WHAT IS EXPECTED: Everything from the line containing "Read out every word on this page." through the last line of the data below is to be retyped exactly, apart from the pictures.

RECORDED INFORMATION:
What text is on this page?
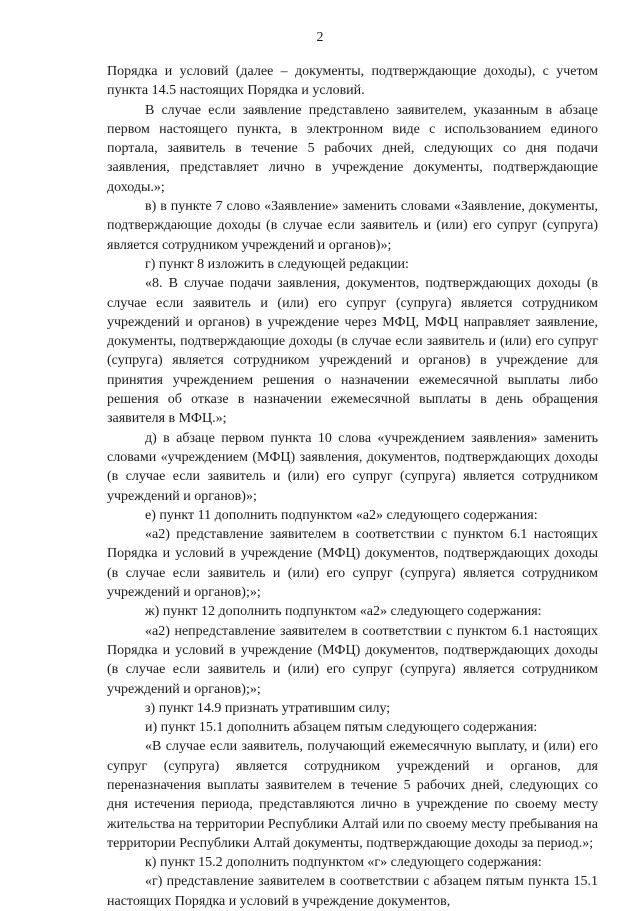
2

Порядка и условий (далее – документы, подтверждающие доходы), с учетом пункта 14.5 настоящих Порядка и условий.

В случае если заявление представлено заявителем, указанным в абзаце первом настоящего пункта, в электронном виде с использованием единого портала, заявитель в течение 5 рабочих дней, следующих со дня подачи заявления, представляет лично в учреждение документы, подтверждающие доходы.»;

в) в пункте 7 слово «Заявление» заменить словами «Заявление, документы, подтверждающие доходы (в случае если заявитель и (или) его супруг (супруга) является сотрудником учреждений и органов)»;

г) пункт 8 изложить в следующей редакции:

«8. В случае подачи заявления, документов, подтверждающих доходы (в случае если заявитель и (или) его супруг (супруга) является сотрудником учреждений и органов) в учреждение через МФЦ, МФЦ направляет заявление, документы, подтверждающие доходы (в случае если заявитель и (или) его супруг (супруга) является сотрудником учреждений и органов) в учреждение для принятия учреждением решения о назначении ежемесячной выплаты либо решения об отказе в назначении ежемесячной выплаты в день обращения заявителя в МФЦ.»;

д) в абзаце первом пункта 10 слова «учреждением заявления» заменить словами «учреждением (МФЦ) заявления, документов, подтверждающих доходы (в случае если заявитель и (или) его супруг (супруга) является сотрудником учреждений и органов)»;

е) пункт 11 дополнить подпунктом «а2» следующего содержания:

«а2) представление заявителем в соответствии с пунктом 6.1 настоящих Порядка и условий в учреждение (МФЦ) документов, подтверждающих доходы (в случае если заявитель и (или) его супруг (супруга) является сотрудником учреждений и органов);»;

ж) пункт 12 дополнить подпунктом «а2» следующего содержания:

«а2) непредставление заявителем в соответствии с пунктом 6.1 настоящих Порядка и условий в учреждение (МФЦ) документов, подтверждающих доходы (в случае если заявитель и (или) его супруг (супруга) является сотрудником учреждений и органов);»;

з) пункт 14.9 признать утратившим силу;

и) пункт 15.1 дополнить абзацем пятым следующего содержания:

«В случае если заявитель, получающий ежемесячную выплату, и (или) его супруг (супруга) является сотрудником учреждений и органов, для переназначения выплаты заявителем в течение 5 рабочих дней, следующих со дня истечения периода, представляются лично в учреждение по своему месту жительства на территории Республики Алтай или по своему месту пребывания на территории Республики Алтай документы, подтверждающие доходы за период.»;

к) пункт 15.2 дополнить подпунктом «г» следующего содержания:

«г) представление заявителем в соответствии с абзацем пятым пункта 15.1 настоящих Порядка и условий в учреждение документов,
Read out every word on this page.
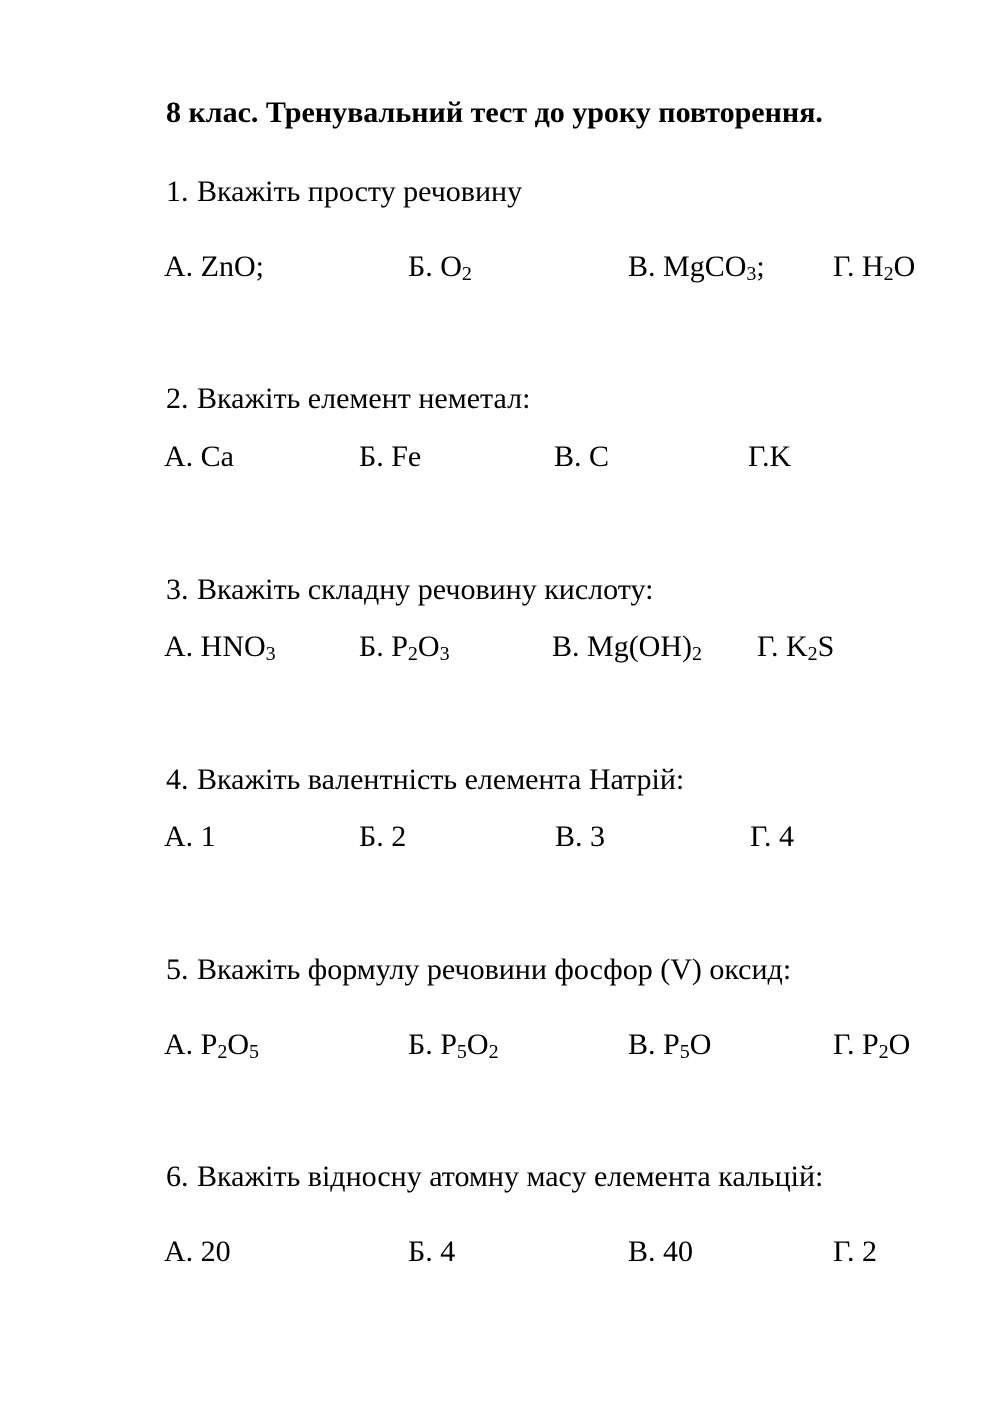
8 клас. Тренувальний тест до уроку повторення.
1. Вкажіть просту речовину
А. ZnO;	Б. $O_2$	В. MgCO$_3$; Г. $H_2O$
2. Вкажіть елемент неметал:
А. Ca	Б. Fe	В. C	Г.K
3. Вкажіть складну речовину кислоту:
А. $HNO_3$	Б. $P_2O_3$	В. $Mg(OH)_2$ Г. $K_2S$
4. Вкажіть валентність елемента Натрій:
А. 1	Б. 2	В. 3	Г. 4
5. Вкажіть формулу речовини фосфор (V) оксид:
А. $P_2O_5$	Б. $P_5O_2$	В. $P_5O$	Г. $P_2O$
6. Вкажіть відносну атомну масу елемента кальцій:
А. 20	Б. 4	В. 40	Г. 2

WRITTEN ANSWER:
Read out every word on this page.
8 клас. Тренувальний тест до уроку повторення.
1. Вкажіть просту речовину
А. ZnO;	Б. $O_2$	В. MgCO$_3$; Г. $H_2O$
2. Вкажіть елемент неметал:
А. Ca	Б. Fe	В. C	Г.K
3. Вкажіть складну речовину кислоту:
А. $HNO_3$	Б. $P_2O_3$	В. $Mg(OH)_2$ Г. $K_2S$
4. Вкажіть валентність елемента Натрій:
А. 1	Б. 2	В. 3	Г. 4
5. Вкажіть формулу речовини фосфор (V) оксид:
А. $P_2O_5$	Б. $P_5O_2$	В. $P_5O$	Г. $P_2O$
6. Вкажіть відносну атомну масу елемента кальцій:
А. 20	Б. 4	В. 40	Г. 2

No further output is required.